The request - Count only the lines of the records that hold "Atualização", then give the number without any other words.

(Data records)
********************

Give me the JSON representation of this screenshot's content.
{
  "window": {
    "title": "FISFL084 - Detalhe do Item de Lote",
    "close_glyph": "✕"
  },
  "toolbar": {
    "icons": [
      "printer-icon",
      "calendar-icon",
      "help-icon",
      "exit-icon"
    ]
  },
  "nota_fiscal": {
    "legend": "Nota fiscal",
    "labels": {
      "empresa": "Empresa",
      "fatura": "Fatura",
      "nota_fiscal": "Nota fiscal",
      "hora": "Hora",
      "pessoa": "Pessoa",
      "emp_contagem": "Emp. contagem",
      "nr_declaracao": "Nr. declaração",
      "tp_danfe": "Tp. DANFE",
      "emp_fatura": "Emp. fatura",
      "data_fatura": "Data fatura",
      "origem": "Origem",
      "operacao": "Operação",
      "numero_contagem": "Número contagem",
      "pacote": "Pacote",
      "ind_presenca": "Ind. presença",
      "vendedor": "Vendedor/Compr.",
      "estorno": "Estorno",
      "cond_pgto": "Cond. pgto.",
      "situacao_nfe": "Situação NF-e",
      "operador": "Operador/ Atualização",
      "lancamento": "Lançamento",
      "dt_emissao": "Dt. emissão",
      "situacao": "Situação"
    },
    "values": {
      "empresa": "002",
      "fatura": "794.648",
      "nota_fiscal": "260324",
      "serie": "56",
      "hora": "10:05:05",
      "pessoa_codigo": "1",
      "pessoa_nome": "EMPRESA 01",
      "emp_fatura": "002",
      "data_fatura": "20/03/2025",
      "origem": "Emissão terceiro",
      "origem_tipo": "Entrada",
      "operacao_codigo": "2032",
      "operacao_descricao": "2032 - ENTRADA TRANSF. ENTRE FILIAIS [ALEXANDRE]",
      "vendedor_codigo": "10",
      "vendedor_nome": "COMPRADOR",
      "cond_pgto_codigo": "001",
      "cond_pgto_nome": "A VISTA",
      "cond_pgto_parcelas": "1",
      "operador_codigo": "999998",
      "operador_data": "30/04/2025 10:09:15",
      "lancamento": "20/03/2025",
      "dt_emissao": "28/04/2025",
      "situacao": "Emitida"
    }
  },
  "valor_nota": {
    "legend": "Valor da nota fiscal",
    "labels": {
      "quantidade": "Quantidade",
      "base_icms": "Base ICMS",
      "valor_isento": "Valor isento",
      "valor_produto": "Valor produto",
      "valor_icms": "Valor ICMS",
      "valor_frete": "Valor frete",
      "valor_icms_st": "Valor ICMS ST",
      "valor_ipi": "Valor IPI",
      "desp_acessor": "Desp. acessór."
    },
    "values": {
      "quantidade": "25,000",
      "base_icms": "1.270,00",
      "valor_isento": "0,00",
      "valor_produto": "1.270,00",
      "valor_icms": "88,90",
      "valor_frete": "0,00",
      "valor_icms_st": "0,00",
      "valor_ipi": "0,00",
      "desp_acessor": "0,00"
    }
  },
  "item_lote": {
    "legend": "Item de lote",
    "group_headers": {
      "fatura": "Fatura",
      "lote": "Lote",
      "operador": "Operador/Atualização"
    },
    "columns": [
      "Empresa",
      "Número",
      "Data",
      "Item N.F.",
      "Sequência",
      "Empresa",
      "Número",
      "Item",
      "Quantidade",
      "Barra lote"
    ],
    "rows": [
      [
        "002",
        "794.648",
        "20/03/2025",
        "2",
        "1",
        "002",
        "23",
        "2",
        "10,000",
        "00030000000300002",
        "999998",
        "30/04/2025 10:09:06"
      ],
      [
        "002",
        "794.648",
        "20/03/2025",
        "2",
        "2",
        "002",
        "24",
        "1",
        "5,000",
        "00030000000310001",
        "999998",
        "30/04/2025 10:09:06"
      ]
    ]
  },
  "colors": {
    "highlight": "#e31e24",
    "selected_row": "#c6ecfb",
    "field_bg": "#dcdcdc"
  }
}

********************

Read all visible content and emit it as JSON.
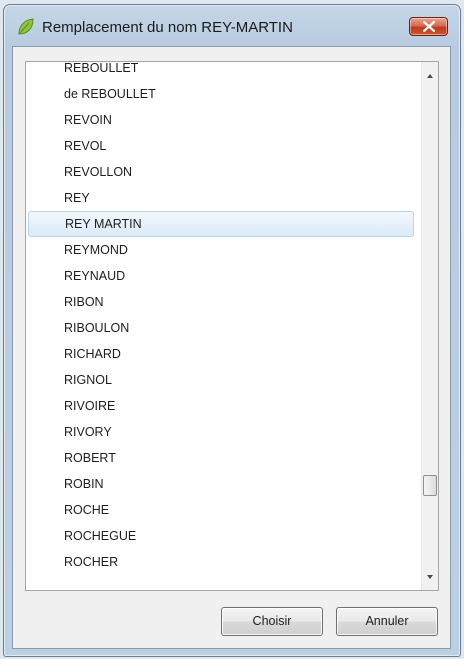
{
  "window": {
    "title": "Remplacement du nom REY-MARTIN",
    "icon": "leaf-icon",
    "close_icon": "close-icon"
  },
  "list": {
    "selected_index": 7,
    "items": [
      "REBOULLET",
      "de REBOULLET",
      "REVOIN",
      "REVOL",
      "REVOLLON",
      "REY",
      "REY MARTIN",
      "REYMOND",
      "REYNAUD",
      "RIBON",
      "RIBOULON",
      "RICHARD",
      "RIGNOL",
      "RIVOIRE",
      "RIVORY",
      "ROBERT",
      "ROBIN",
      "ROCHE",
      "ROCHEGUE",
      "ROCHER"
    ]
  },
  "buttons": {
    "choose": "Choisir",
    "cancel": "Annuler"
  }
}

********************

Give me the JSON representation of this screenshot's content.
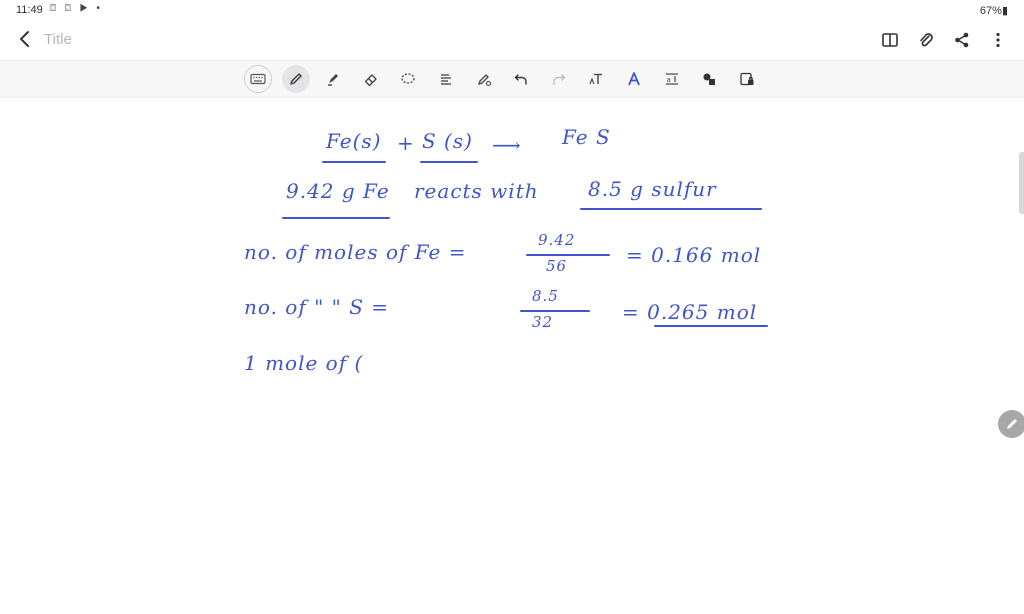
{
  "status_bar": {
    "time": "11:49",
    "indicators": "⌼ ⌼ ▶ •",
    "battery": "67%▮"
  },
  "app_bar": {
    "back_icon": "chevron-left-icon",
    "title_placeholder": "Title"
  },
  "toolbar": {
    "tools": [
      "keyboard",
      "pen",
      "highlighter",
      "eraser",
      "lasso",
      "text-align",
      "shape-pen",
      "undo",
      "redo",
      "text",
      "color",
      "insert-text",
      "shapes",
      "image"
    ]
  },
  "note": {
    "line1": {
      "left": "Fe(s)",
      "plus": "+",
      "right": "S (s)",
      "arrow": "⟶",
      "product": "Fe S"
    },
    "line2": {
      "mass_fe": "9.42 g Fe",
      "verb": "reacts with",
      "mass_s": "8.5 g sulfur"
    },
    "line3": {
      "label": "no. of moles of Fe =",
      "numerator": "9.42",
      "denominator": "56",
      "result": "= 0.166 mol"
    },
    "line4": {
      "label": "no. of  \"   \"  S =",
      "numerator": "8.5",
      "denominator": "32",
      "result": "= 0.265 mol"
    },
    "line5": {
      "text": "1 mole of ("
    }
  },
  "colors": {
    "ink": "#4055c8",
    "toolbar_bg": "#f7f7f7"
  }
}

********************

Task output - 2